— start —

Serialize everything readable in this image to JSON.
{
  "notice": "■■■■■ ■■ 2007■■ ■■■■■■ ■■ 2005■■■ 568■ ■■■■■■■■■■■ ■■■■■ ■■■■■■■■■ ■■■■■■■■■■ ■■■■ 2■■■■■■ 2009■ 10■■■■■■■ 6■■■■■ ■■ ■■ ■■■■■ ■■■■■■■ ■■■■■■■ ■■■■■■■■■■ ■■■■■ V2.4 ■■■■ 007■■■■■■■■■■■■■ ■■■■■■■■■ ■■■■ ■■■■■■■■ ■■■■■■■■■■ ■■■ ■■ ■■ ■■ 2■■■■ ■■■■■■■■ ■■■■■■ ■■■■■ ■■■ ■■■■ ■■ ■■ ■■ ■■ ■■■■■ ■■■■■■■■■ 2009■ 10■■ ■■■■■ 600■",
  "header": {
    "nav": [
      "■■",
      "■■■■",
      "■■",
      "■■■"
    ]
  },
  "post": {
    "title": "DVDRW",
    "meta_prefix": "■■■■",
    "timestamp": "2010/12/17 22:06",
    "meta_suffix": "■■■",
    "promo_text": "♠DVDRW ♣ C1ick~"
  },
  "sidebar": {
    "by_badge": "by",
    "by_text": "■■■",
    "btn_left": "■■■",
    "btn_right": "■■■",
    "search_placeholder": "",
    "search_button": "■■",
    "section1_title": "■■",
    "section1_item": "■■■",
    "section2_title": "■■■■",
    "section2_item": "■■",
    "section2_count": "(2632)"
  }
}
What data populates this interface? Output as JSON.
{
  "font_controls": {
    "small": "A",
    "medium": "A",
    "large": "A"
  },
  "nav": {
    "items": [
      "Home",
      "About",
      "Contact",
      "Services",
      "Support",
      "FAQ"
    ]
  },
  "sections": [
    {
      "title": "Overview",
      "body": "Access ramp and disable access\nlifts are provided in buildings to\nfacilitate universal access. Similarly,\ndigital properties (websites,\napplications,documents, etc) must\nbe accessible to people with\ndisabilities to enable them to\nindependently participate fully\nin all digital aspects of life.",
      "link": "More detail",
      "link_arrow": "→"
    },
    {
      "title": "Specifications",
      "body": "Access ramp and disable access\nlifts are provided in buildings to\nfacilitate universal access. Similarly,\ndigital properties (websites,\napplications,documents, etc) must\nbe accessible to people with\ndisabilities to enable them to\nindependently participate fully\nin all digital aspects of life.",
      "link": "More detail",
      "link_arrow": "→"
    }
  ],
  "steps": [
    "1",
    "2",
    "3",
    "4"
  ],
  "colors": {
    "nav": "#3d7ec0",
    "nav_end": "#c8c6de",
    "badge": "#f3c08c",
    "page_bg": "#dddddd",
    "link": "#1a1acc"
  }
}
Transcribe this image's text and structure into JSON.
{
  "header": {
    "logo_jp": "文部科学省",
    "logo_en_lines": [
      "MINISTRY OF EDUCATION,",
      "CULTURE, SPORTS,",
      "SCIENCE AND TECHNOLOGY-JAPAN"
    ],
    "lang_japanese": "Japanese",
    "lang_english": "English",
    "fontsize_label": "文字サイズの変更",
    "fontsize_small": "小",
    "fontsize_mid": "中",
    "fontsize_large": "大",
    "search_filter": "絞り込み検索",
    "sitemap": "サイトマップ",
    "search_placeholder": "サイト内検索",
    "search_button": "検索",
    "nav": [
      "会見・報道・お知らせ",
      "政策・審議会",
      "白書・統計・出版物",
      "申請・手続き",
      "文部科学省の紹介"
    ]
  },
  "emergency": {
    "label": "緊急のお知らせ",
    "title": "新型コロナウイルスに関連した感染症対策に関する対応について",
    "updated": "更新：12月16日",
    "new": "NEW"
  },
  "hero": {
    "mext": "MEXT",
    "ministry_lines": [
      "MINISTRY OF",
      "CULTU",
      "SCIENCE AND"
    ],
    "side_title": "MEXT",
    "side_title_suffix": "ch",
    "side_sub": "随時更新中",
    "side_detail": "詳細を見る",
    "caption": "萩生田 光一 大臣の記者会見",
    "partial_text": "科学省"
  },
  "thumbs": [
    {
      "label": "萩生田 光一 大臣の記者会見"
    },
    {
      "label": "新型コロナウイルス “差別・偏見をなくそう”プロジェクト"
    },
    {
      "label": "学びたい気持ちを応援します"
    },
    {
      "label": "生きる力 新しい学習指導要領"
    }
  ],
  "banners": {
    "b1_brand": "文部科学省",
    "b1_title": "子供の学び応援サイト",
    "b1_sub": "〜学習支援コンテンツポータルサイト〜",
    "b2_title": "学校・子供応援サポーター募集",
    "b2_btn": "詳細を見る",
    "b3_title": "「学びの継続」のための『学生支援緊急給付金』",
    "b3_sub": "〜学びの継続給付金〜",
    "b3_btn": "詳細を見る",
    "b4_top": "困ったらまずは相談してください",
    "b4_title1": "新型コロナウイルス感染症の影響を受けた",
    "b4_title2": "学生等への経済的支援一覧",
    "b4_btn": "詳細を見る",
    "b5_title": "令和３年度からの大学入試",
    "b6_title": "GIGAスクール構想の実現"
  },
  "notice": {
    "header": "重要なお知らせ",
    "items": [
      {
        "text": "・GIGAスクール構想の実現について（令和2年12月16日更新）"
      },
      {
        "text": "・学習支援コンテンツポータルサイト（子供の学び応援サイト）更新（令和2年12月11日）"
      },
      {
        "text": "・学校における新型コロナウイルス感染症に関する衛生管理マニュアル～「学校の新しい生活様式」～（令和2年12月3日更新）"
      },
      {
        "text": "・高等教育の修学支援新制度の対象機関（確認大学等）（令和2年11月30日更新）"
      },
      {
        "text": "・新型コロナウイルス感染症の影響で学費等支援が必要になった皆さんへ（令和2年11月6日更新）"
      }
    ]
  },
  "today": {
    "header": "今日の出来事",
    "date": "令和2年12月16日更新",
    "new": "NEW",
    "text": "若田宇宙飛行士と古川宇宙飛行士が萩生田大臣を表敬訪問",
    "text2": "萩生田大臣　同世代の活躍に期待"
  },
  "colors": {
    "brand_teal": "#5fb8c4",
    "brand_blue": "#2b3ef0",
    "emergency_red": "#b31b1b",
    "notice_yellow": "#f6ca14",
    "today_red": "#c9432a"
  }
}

— end —

**OBJECTIVE**
Repeat the material above in full, exactly as it stands.

**SOLUTION TO THE EXERCISE**
Serialize everything readable in this image to JSON.
{
  "notice": "■■■■■ ■■ 2007■■ ■■■■■■ ■■ 2005■■■ 568■ ■■■■■■■■■■■ ■■■■■ ■■■■■■■■■ ■■■■■■■■■■ ■■■■ 2■■■■■■ 2009■ 10■■■■■■■ 6■■■■■ ■■ ■■ ■■■■■ ■■■■■■■ ■■■■■■■ ■■■■■■■■■■ ■■■■■ V2.4 ■■■■ 007■■■■■■■■■■■■■ ■■■■■■■■■ ■■■■ ■■■■■■■■ ■■■■■■■■■■ ■■■ ■■ ■■ ■■ 2■■■■ ■■■■■■■■ ■■■■■■ ■■■■■ ■■■ ■■■■ ■■ ■■ ■■ ■■ ■■■■■ ■■■■■■■■■ 2009■ 10■■ ■■■■■ 600■",
  "header": {
    "nav": [
      "■■",
      "■■■■",
      "■■",
      "■■■"
    ]
  },
  "post": {
    "title": "DVDRW",
    "meta_prefix": "■■■■",
    "timestamp": "2010/12/17 22:06",
    "meta_suffix": "■■■",
    "promo_text": "♠DVDRW ♣ C1ick~"
  },
  "sidebar": {
    "by_badge": "by",
    "by_text": "■■■",
    "btn_left": "■■■",
    "btn_right": "■■■",
    "search_placeholder": "",
    "search_button": "■■",
    "section1_title": "■■",
    "section1_item": "■■■",
    "section2_title": "■■■■",
    "section2_item": "■■",
    "section2_count": "(2632)"
  }
}
What data populates this interface? Output as JSON.
{
  "font_controls": {
    "small": "A",
    "medium": "A",
    "large": "A"
  },
  "nav": {
    "items": [
      "Home",
      "About",
      "Contact",
      "Services",
      "Support",
      "FAQ"
    ]
  },
  "sections": [
    {
      "title": "Overview",
      "body": "Access ramp and disable access\nlifts are provided in buildings to\nfacilitate universal access. Similarly,\ndigital properties (websites,\napplications,documents, etc) must\nbe accessible to people with\ndisabilities to enable them to\nindependently participate fully\nin all digital aspects of life.",
      "link": "More detail",
      "link_arrow": "→"
    },
    {
      "title": "Specifications",
      "body": "Access ramp and disable access\nlifts are provided in buildings to\nfacilitate universal access. Similarly,\ndigital properties (websites,\napplications,documents, etc) must\nbe accessible to people with\ndisabilities to enable them to\nindependently participate fully\nin all digital aspects of life.",
      "link": "More detail",
      "link_arrow": "→"
    }
  ],
  "steps": [
    "1",
    "2",
    "3",
    "4"
  ],
  "colors": {
    "nav": "#3d7ec0",
    "nav_end": "#c8c6de",
    "badge": "#f3c08c",
    "page_bg": "#dddddd",
    "link": "#1a1acc"
  }
}
Transcribe this image's text and structure into JSON.
{
  "header": {
    "logo_jp": "文部科学省",
    "logo_en_lines": [
      "MINISTRY OF EDUCATION,",
      "CULTURE, SPORTS,",
      "SCIENCE AND TECHNOLOGY-JAPAN"
    ],
    "lang_japanese": "Japanese",
    "lang_english": "English",
    "fontsize_label": "文字サイズの変更",
    "fontsize_small": "小",
    "fontsize_mid": "中",
    "fontsize_large": "大",
    "search_filter": "絞り込み検索",
    "sitemap": "サイトマップ",
    "search_placeholder": "サイト内検索",
    "search_button": "検索",
    "nav": [
      "会見・報道・お知らせ",
      "政策・審議会",
      "白書・統計・出版物",
      "申請・手続き",
      "文部科学省の紹介"
    ]
  },
  "emergency": {
    "label": "緊急のお知らせ",
    "title": "新型コロナウイルスに関連した感染症対策に関する対応について",
    "updated": "更新：12月16日",
    "new": "NEW"
  },
  "hero": {
    "mext": "MEXT",
    "ministry_lines": [
      "MINISTRY OF",
      "CULTU",
      "SCIENCE AND"
    ],
    "side_title": "MEXT",
    "side_title_suffix": "ch",
    "side_sub": "随時更新中",
    "side_detail": "詳細を見る",
    "caption": "萩生田 光一 大臣の記者会見",
    "partial_text": "科学省"
  },
  "thumbs": [
    {
      "label": "萩生田 光一 大臣の記者会見"
    },
    {
      "label": "新型コロナウイルス “差別・偏見をなくそう”プロジェクト"
    },
    {
      "label": "学びたい気持ちを応援します"
    },
    {
      "label": "生きる力 新しい学習指導要領"
    }
  ],
  "banners": {
    "b1_brand": "文部科学省",
    "b1_title": "子供の学び応援サイト",
    "b1_sub": "〜学習支援コンテンツポータルサイト〜",
    "b2_title": "学校・子供応援サポーター募集",
    "b2_btn": "詳細を見る",
    "b3_title": "「学びの継続」のための『学生支援緊急給付金』",
    "b3_sub": "〜学びの継続給付金〜",
    "b3_btn": "詳細を見る",
    "b4_top": "困ったらまずは相談してください",
    "b4_title1": "新型コロナウイルス感染症の影響を受けた",
    "b4_title2": "学生等への経済的支援一覧",
    "b4_btn": "詳細を見る",
    "b5_title": "令和３年度からの大学入試",
    "b6_title": "GIGAスクール構想の実現"
  },
  "notice": {
    "header": "重要なお知らせ",
    "items": [
      {
        "text": "・GIGAスクール構想の実現について（令和2年12月16日更新）"
      },
      {
        "text": "・学習支援コンテンツポータルサイト（子供の学び応援サイト）更新（令和2年12月11日）"
      },
      {
        "text": "・学校における新型コロナウイルス感染症に関する衛生管理マニュアル～「学校の新しい生活様式」～（令和2年12月3日更新）"
      },
      {
        "text": "・高等教育の修学支援新制度の対象機関（確認大学等）（令和2年11月30日更新）"
      },
      {
        "text": "・新型コロナウイルス感染症の影響で学費等支援が必要になった皆さんへ（令和2年11月6日更新）"
      }
    ]
  },
  "today": {
    "header": "今日の出来事",
    "date": "令和2年12月16日更新",
    "new": "NEW",
    "text": "若田宇宙飛行士と古川宇宙飛行士が萩生田大臣を表敬訪問",
    "text2": "萩生田大臣　同世代の活躍に期待"
  },
  "colors": {
    "brand_teal": "#5fb8c4",
    "brand_blue": "#2b3ef0",
    "emergency_red": "#b31b1b",
    "notice_yellow": "#f6ca14",
    "today_red": "#c9432a"
  }
}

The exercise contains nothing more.